Records from a data source
****************************************

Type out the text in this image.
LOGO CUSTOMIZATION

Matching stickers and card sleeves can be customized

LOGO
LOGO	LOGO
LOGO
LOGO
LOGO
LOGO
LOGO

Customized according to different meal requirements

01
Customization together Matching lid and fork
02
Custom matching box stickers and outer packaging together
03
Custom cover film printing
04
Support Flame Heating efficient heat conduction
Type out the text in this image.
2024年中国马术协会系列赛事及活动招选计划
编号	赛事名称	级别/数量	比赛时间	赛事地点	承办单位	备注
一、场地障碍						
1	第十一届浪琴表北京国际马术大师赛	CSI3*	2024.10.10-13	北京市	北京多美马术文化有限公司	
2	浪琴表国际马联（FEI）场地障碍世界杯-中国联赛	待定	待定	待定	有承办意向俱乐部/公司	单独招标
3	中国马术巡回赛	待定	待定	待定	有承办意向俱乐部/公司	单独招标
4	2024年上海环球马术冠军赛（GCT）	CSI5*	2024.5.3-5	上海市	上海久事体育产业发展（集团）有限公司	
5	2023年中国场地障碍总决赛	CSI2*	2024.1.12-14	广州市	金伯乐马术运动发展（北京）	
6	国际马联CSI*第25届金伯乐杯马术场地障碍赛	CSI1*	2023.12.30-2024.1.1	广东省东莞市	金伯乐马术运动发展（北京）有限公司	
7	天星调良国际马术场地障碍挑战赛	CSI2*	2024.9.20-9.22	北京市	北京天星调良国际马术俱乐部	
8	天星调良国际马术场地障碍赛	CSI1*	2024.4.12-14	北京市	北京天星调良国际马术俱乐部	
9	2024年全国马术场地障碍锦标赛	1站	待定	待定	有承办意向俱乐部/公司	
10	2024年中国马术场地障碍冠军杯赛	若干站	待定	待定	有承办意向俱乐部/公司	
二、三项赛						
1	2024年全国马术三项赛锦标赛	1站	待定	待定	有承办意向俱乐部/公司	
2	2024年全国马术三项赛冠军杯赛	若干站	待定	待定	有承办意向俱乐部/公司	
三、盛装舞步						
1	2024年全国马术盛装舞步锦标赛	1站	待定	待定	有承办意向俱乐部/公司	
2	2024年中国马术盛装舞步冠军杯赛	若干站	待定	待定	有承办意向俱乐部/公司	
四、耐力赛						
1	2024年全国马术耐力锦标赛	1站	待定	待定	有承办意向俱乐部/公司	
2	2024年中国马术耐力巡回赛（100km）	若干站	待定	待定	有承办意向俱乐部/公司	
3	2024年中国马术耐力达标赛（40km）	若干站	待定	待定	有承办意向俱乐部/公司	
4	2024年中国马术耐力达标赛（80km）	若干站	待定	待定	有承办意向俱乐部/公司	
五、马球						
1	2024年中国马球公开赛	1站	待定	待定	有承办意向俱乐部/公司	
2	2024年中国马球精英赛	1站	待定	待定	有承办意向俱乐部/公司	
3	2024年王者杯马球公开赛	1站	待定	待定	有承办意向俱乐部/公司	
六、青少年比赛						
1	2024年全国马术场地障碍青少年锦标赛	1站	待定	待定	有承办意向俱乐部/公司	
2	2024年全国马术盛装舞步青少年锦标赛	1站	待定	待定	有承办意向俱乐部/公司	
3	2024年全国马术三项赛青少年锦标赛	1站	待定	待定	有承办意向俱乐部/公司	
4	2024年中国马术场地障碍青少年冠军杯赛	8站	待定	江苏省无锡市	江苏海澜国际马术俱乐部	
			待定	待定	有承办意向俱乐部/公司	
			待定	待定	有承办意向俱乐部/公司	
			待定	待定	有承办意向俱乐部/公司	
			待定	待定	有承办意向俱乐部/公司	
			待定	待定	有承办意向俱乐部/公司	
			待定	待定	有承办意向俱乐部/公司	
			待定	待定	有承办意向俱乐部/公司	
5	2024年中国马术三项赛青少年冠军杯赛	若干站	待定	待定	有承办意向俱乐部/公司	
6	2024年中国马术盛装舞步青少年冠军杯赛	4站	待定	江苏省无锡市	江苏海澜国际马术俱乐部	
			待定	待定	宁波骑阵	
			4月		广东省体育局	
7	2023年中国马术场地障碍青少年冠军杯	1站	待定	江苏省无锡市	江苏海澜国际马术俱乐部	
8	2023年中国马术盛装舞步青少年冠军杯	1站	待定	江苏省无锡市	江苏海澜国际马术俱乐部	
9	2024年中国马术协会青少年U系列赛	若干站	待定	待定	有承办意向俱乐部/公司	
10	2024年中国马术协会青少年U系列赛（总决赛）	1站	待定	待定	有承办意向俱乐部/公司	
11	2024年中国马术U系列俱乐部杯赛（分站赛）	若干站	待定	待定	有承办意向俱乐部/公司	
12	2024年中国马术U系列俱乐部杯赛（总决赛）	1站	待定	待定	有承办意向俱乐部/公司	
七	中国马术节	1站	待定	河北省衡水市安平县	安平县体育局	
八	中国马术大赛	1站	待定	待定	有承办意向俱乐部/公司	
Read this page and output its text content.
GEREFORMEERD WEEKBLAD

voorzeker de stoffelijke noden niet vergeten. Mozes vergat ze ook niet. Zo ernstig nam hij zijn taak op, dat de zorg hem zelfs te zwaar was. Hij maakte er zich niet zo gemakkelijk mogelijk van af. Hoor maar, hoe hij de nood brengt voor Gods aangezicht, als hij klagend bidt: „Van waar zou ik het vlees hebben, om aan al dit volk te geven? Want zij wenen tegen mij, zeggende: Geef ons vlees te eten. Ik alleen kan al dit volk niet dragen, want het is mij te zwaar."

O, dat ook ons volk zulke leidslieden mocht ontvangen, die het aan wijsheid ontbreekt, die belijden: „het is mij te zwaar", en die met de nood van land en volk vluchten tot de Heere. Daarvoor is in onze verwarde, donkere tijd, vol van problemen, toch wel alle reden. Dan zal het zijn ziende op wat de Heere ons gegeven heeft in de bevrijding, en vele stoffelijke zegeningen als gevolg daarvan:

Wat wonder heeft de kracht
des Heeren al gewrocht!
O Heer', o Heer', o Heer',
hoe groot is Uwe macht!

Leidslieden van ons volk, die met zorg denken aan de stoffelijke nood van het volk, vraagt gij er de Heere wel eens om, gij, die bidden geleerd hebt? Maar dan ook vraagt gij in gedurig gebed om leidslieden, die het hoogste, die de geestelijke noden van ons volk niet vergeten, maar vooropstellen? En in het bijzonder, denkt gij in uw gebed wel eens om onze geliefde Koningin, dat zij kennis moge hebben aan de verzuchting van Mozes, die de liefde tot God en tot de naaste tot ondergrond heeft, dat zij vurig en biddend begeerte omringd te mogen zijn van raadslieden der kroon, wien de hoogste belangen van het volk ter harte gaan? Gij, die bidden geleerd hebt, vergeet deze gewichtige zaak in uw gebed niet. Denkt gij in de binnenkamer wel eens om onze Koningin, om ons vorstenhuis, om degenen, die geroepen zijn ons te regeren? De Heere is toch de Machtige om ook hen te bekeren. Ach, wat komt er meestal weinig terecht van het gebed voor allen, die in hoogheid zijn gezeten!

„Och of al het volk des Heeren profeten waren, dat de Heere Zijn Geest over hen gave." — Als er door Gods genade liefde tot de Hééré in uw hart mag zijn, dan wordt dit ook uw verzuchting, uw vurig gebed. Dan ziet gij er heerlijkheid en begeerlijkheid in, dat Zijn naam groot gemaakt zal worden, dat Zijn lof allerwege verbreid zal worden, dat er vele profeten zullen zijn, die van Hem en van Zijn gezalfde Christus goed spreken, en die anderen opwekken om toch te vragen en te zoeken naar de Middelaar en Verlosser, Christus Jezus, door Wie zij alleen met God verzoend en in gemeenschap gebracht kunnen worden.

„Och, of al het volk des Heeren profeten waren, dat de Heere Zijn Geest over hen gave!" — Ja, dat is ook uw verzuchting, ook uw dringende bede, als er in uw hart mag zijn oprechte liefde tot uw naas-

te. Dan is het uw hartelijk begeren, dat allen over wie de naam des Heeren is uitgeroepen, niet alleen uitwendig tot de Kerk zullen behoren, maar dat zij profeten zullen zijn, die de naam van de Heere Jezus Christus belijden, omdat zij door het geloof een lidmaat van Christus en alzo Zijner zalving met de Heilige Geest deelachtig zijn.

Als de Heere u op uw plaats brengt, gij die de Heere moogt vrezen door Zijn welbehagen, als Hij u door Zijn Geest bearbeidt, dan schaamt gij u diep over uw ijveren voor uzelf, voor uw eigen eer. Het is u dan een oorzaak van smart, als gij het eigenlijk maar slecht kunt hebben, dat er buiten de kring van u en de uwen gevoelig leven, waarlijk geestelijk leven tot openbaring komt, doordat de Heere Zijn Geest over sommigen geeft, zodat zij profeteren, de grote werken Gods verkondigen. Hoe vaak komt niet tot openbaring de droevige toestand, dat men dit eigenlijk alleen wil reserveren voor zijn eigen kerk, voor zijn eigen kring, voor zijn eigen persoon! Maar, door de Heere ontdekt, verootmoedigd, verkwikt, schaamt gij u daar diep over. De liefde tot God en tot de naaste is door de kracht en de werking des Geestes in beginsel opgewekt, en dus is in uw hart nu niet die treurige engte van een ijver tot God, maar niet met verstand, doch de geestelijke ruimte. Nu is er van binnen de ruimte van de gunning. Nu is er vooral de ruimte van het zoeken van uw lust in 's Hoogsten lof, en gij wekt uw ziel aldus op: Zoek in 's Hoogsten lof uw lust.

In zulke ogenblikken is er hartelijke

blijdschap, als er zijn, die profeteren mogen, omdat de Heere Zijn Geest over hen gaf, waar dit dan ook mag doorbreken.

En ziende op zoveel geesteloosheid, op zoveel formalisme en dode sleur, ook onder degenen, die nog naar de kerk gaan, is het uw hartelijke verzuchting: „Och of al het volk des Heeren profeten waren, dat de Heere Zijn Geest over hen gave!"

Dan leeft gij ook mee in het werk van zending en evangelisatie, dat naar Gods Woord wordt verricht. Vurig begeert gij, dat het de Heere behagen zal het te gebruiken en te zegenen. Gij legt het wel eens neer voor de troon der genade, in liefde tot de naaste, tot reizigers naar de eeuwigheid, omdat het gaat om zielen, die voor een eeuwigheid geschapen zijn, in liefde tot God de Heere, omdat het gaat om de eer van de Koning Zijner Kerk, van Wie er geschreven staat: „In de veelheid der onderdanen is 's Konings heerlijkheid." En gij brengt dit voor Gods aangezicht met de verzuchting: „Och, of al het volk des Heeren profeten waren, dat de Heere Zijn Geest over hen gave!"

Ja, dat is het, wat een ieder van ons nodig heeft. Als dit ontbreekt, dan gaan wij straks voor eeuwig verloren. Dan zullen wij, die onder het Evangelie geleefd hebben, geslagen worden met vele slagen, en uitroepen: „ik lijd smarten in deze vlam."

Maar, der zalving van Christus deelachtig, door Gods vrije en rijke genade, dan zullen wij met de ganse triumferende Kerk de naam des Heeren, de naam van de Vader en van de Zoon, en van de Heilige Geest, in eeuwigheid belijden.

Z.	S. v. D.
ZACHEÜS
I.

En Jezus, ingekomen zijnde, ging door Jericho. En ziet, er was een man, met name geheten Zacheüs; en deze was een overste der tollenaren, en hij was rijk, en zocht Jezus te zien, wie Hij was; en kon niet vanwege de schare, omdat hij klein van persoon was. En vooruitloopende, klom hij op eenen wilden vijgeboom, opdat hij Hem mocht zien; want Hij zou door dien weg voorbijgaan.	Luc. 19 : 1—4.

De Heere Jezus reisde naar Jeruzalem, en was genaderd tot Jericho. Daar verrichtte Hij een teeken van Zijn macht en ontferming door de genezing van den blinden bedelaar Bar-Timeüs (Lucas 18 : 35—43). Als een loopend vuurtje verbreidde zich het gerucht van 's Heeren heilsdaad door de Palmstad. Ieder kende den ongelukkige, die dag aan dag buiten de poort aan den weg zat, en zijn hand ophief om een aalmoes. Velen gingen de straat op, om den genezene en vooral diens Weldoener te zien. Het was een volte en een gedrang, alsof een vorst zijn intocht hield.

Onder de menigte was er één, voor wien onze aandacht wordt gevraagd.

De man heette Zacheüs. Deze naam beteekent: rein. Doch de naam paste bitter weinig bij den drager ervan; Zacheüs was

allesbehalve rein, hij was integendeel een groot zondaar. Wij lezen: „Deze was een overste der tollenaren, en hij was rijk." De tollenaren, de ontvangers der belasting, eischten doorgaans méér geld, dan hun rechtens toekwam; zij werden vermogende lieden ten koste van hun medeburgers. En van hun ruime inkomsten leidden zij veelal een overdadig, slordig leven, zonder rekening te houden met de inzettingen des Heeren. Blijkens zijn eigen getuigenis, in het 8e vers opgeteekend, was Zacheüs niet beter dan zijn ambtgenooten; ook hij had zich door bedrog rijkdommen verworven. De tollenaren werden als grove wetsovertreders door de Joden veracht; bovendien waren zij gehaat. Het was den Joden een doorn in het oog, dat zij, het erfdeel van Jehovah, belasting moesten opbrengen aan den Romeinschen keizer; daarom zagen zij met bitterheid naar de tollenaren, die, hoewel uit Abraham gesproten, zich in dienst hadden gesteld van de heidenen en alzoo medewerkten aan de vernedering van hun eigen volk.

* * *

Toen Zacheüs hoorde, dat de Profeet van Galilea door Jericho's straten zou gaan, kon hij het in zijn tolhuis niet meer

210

****************************************

▶ [REQUIRED WORK]:
Which lines hold the word "heeft"? Copy all of them.

▶ [SOLUTION TO THE PROBLEM]:
O, dat ook ons volk zulke leidslieden mocht ontvangen, die het aan wijsheid ontbreekt, die belijden: „het is mij te zwaar", en die met de nood van land en volk vluchten tot de Heere. Daarvoor is in onze verwarde, donkere tijd, vol van problemen, toch wel alle reden. Dan zal het zijn ziende op wat de Heere ons gegeven heeft in de bevrijding, en vele stoffelijke zegeningen als gevolg daarvan:
Wat wonder heeft de kracht
Leidslieden van ons volk, die met zorg denken aan de stoffelijke nood van het volk, vraagt gij er de Heere wel eens om, gij, die bidden geleerd hebt? Maar dan ook vraagt gij in gedurig gebed om leidslieden, die het hoogste, die de geestelijke noden van ons volk niet vergeten, maar vooropstellen? En in het bijzonder, denkt gij in uw gebed wel eens om onze geliefde Koningin, dat zij kennis moge hebben aan de verzuchting van Mozes, die de liefde tot God en tot de naaste tot ondergrond heeft, dat zij vurig en biddend begeerte omringd te mogen zijn van raadslieden der kroon, wien de hoogste belangen van het volk ter harte gaan? Gij, die bidden geleerd hebt, vergeet deze gewichtige zaak in uw gebed niet. Denkt gij in de binnenkamer wel eens om onze Koningin, om ons vorstenhuis, om degenen, die geroepen zijn ons te regeren? De Heere is toch de Machtige om ook hen te bekeren. Ach, wat komt er meestal weinig terecht van het gebed voor allen, die in hoogheid zijn gezeten!
Ja, dat is het, wat een ieder van ons nodig heeft. Als dit ontbreekt, dan gaan wij straks voor eeuwig verloren. Dan zullen wij, die onder het Evangelie geleefd hebben, geslagen worden met vele slagen, en uitroepen: „ik lijd smarten in deze vlam."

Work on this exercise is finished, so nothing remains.